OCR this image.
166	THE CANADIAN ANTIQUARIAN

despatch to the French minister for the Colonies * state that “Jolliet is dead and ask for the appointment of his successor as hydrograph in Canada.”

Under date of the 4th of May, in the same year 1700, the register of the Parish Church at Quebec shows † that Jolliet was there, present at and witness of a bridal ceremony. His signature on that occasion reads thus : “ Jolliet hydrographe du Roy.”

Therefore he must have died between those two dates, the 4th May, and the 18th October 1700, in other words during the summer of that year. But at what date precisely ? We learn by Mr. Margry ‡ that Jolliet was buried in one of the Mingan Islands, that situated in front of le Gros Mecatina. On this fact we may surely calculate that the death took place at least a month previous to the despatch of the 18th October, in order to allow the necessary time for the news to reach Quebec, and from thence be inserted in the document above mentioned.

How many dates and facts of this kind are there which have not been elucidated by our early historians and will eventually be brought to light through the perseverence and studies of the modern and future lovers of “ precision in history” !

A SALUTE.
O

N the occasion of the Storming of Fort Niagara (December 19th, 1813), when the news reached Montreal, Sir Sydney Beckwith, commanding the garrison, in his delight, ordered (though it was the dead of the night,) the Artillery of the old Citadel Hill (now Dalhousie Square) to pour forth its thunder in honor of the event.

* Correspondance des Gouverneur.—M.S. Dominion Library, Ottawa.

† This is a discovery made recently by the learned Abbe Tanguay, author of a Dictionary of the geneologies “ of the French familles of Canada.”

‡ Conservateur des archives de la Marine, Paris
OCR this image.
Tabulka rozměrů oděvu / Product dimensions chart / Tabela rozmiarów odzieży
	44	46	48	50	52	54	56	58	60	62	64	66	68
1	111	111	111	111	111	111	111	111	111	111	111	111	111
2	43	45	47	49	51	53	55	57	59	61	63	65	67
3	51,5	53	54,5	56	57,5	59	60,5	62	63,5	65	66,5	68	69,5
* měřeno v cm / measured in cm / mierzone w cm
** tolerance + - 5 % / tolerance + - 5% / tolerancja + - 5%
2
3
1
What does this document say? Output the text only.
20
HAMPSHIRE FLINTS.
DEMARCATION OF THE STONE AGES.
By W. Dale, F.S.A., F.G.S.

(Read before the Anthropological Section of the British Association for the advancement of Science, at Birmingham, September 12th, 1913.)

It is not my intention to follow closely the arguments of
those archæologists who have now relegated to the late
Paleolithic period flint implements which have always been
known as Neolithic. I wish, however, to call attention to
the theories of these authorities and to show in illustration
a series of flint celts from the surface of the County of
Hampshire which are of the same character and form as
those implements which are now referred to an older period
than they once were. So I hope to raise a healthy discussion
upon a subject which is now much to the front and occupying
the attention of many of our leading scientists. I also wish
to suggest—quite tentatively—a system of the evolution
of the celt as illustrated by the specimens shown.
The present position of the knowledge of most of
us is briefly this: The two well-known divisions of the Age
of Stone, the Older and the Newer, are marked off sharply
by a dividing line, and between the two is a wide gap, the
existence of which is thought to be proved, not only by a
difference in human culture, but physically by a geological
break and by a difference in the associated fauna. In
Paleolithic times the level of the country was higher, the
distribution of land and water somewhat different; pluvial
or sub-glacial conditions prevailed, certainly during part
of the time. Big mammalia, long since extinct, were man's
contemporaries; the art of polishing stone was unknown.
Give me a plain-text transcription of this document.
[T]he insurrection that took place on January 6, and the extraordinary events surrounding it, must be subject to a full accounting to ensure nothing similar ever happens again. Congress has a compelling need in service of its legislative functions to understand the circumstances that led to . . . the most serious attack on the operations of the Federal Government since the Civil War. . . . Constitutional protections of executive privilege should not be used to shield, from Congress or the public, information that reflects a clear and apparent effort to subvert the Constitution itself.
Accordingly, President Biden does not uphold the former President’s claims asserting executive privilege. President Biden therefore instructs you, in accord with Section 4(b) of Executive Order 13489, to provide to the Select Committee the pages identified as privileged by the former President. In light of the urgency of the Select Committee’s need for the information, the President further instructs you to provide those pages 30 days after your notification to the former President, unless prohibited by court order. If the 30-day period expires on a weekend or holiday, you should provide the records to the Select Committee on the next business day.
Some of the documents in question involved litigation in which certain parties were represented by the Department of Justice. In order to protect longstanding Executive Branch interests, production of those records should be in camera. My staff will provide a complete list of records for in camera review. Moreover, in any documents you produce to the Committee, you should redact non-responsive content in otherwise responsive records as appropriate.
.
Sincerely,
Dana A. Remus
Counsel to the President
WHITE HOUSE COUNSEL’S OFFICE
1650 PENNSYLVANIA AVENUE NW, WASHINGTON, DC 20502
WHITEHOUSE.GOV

####################

Direction:
Copy out each line of the material that holds the word "Paleolithic".

Solution to the exercise:
Paleolithic period flint implements which have always been
Paleolithic times the level of the country was higher, the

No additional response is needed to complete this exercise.